▶ WHAT YOU NEED TO DO
Could you transcribe the material below exactly, without leaving out a single line?

▶ SUPPLIED DATA
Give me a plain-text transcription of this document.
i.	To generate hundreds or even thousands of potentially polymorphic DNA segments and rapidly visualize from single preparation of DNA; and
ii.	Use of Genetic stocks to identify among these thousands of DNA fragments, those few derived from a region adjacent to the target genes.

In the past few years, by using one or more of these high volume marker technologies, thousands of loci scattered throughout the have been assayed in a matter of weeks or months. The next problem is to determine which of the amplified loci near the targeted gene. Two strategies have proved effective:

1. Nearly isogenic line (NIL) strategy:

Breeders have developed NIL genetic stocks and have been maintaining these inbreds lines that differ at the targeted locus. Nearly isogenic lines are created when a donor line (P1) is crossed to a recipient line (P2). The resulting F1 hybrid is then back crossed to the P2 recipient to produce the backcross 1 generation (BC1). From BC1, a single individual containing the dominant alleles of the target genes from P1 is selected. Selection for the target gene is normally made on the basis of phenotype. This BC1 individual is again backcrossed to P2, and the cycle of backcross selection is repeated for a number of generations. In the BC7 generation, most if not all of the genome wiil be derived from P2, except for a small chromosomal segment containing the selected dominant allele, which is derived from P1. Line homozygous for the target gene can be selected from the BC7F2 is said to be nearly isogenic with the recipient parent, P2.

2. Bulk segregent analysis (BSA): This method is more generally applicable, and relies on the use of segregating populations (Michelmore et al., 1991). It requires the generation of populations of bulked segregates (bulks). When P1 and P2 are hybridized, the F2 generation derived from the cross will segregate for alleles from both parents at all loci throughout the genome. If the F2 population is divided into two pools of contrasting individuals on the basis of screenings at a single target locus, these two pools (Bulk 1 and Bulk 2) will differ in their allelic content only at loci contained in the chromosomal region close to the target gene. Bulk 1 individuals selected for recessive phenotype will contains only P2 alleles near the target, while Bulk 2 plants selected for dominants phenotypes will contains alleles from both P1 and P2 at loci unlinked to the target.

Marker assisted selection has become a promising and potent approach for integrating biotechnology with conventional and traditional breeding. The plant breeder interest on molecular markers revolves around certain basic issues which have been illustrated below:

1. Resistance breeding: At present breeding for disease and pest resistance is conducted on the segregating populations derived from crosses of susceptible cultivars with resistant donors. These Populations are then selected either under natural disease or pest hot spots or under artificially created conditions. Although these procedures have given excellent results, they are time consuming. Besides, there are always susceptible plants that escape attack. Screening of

▶ RESULT OF THE TASK
Give me a plain-text transcription of this document.
i.	To generate hundreds or even thousands of potentially polymorphic DNA segments and rapidly visualize from single preparation of DNA; and
ii.	Use of Genetic stocks to identify among these thousands of DNA fragments, those few derived from a region adjacent to the target genes.

In the past few years, by using one or more of these high volume marker technologies, thousands of loci scattered throughout the have been assayed in a matter of weeks or months. The next problem is to determine which of the amplified loci near the targeted gene. Two strategies have proved effective:

1. Nearly isogenic line (NIL) strategy:

Breeders have developed NIL genetic stocks and have been maintaining these inbreds lines that differ at the targeted locus. Nearly isogenic lines are created when a donor line (P1) is crossed to a recipient line (P2). The resulting F1 hybrid is then back crossed to the P2 recipient to produce the backcross 1 generation (BC1). From BC1, a single individual containing the dominant alleles of the target genes from P1 is selected. Selection for the target gene is normally made on the basis of phenotype. This BC1 individual is again backcrossed to P2, and the cycle of backcross selection is repeated for a number of generations. In the BC7 generation, most if not all of the genome wiil be derived from P2, except for a small chromosomal segment containing the selected dominant allele, which is derived from P1. Line homozygous for the target gene can be selected from the BC7F2 is said to be nearly isogenic with the recipient parent, P2.

2. Bulk segregent analysis (BSA): This method is more generally applicable, and relies on the use of segregating populations (Michelmore et al., 1991). It requires the generation of populations of bulked segregates (bulks). When P1 and P2 are hybridized, the F2 generation derived from the cross will segregate for alleles from both parents at all loci throughout the genome. If the F2 population is divided into two pools of contrasting individuals on the basis of screenings at a single target locus, these two pools (Bulk 1 and Bulk 2) will differ in their allelic content only at loci contained in the chromosomal region close to the target gene. Bulk 1 individuals selected for recessive phenotype will contains only P2 alleles near the target, while Bulk 2 plants selected for dominants phenotypes will contains alleles from both P1 and P2 at loci unlinked to the target.

Marker assisted selection has become a promising and potent approach for integrating biotechnology with conventional and traditional breeding. The plant breeder interest on molecular markers revolves around certain basic issues which have been illustrated below:

1. Resistance breeding: At present breeding for disease and pest resistance is conducted on the segregating populations derived from crosses of susceptible cultivars with resistant donors. These Populations are then selected either under natural disease or pest hot spots or under artificially created conditions. Although these procedures have given excellent results, they are time consuming. Besides, there are always susceptible plants that escape attack. Screening of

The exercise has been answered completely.